• SET TASK:
Select each line where the word "характерной" appears.

• LISTED RECORDS:

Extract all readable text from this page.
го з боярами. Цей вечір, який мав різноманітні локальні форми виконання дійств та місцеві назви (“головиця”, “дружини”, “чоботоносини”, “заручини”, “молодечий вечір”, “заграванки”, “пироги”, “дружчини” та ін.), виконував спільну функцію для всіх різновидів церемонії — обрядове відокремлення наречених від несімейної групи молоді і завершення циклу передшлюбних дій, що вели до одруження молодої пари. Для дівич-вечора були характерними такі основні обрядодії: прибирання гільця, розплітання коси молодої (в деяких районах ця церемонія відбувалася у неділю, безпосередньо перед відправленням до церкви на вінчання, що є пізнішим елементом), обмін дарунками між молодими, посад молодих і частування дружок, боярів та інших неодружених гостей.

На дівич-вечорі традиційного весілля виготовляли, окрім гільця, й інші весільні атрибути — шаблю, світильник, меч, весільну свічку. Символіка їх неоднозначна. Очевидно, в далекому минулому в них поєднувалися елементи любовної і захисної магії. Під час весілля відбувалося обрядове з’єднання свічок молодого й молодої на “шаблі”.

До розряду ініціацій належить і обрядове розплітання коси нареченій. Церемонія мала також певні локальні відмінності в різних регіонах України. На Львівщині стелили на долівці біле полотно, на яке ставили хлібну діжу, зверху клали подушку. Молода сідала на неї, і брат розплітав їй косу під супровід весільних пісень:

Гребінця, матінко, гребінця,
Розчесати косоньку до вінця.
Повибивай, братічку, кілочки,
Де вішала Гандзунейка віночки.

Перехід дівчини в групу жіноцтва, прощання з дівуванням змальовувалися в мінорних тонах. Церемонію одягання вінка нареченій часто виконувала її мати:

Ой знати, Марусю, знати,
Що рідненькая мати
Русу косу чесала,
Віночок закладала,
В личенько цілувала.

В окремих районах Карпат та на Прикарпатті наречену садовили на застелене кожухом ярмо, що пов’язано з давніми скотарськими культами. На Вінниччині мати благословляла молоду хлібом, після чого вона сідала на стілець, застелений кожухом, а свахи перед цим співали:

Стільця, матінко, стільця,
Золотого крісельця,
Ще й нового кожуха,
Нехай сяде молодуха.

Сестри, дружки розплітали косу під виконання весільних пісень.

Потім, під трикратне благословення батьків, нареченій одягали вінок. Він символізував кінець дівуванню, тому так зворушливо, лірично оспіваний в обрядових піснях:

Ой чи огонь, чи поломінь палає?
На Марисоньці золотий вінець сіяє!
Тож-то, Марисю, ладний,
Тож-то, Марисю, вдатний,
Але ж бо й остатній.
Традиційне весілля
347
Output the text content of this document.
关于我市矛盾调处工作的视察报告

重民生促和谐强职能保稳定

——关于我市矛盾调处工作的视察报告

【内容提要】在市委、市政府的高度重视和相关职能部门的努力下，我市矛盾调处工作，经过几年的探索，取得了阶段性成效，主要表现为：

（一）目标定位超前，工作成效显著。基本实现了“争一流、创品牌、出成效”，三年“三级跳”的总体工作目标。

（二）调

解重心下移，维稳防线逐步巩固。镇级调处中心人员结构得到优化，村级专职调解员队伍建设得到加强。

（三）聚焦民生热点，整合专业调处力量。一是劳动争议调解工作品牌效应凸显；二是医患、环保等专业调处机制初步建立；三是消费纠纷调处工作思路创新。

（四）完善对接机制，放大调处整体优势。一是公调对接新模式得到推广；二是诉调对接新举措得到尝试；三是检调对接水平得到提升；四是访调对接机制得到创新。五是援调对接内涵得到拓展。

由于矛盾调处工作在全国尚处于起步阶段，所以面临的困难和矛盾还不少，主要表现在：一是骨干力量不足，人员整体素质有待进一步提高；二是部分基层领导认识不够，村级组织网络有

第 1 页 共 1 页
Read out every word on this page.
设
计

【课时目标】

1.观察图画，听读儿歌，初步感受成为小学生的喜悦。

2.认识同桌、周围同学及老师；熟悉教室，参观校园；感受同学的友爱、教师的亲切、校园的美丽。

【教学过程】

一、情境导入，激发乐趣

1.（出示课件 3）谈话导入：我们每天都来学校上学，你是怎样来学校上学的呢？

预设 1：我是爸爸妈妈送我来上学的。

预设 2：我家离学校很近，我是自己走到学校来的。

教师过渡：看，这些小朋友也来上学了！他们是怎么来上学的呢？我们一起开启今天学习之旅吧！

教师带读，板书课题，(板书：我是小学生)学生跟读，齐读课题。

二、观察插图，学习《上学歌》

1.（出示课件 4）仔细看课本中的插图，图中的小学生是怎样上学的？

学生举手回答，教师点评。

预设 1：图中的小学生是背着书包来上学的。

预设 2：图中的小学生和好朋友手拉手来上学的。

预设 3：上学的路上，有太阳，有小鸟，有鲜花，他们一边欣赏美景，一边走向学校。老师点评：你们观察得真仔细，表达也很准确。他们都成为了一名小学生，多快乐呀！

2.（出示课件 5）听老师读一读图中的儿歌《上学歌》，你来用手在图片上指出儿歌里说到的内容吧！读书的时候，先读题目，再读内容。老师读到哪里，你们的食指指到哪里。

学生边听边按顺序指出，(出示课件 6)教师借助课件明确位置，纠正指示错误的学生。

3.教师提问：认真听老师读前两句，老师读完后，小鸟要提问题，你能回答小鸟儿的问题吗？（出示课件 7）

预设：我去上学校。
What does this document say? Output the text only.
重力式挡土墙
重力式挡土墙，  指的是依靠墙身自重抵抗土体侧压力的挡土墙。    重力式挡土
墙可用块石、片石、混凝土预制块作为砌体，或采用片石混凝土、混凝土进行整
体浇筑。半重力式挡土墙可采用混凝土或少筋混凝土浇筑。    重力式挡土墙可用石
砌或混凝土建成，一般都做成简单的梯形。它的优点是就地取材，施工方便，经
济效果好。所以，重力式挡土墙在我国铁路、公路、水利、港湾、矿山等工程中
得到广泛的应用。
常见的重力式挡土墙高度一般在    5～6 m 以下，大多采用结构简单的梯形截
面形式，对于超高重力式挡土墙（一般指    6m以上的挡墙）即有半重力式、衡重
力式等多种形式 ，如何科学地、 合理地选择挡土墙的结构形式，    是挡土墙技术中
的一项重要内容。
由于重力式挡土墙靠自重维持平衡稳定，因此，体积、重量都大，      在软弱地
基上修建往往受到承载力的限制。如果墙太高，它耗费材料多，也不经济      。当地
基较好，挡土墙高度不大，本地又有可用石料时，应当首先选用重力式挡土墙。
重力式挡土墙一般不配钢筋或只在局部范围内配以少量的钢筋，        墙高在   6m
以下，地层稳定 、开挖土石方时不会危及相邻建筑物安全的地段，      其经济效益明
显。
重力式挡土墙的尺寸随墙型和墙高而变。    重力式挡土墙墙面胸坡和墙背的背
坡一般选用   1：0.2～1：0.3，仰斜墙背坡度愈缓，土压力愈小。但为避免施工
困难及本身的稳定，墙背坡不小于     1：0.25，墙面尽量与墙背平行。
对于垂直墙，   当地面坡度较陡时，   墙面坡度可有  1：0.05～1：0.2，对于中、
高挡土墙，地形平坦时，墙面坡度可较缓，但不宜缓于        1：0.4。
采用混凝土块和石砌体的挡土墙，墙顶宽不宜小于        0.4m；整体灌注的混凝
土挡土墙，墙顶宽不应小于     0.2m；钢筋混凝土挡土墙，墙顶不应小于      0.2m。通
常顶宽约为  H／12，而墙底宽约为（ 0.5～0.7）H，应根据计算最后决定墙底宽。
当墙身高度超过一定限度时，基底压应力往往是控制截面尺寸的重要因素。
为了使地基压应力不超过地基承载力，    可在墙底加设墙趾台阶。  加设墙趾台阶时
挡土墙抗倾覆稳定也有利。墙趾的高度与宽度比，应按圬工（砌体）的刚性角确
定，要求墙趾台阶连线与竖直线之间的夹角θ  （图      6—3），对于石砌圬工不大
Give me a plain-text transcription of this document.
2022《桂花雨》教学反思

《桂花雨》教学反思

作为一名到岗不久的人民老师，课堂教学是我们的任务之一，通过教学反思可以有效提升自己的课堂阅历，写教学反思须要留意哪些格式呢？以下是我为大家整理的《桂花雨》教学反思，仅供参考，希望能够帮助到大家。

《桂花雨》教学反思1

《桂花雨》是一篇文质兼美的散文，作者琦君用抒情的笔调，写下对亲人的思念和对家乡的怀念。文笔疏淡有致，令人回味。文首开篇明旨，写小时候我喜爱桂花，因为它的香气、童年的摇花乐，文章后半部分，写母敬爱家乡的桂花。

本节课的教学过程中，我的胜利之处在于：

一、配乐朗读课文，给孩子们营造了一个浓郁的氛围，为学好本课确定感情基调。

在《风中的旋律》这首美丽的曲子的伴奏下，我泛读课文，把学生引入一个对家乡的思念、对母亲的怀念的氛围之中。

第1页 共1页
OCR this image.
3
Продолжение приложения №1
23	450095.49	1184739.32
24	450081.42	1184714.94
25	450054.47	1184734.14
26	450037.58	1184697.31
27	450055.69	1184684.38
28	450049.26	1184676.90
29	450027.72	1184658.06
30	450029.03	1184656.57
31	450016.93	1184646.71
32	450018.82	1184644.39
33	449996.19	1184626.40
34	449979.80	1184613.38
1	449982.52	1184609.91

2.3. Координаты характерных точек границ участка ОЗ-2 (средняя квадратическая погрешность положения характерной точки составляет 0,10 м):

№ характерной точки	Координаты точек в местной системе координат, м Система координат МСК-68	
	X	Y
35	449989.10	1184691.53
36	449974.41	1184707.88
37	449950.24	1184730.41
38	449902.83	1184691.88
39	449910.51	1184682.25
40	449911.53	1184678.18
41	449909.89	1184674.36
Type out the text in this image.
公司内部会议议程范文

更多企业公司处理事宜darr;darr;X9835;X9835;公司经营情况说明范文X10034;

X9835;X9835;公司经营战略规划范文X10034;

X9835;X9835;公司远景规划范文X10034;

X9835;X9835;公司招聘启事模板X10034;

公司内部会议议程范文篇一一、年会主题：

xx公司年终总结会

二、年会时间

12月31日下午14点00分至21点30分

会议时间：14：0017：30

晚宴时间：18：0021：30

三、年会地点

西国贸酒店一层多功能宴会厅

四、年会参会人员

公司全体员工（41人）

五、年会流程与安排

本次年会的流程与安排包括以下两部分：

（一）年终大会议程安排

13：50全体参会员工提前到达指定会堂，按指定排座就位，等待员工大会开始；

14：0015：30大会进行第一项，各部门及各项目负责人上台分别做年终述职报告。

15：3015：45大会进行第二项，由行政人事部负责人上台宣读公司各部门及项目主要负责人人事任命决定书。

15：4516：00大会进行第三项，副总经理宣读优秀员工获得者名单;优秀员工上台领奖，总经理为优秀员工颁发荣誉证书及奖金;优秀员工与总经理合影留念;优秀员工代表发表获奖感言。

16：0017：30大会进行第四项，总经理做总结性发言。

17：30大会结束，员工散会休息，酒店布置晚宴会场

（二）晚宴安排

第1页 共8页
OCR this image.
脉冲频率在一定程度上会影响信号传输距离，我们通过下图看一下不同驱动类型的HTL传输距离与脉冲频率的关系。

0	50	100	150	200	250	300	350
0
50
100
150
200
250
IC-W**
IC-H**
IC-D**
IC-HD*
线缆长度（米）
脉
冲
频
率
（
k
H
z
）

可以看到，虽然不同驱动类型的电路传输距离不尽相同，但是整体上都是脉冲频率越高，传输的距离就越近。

• REPLY:
2.3. Координаты характерных точек границ участка ОЗ-2 (средняя квадратическая погрешность положения характерной точки составляет 0,10 м):
№ характерной точки	Координаты точек в местной системе координат, м Система координат МСК-68	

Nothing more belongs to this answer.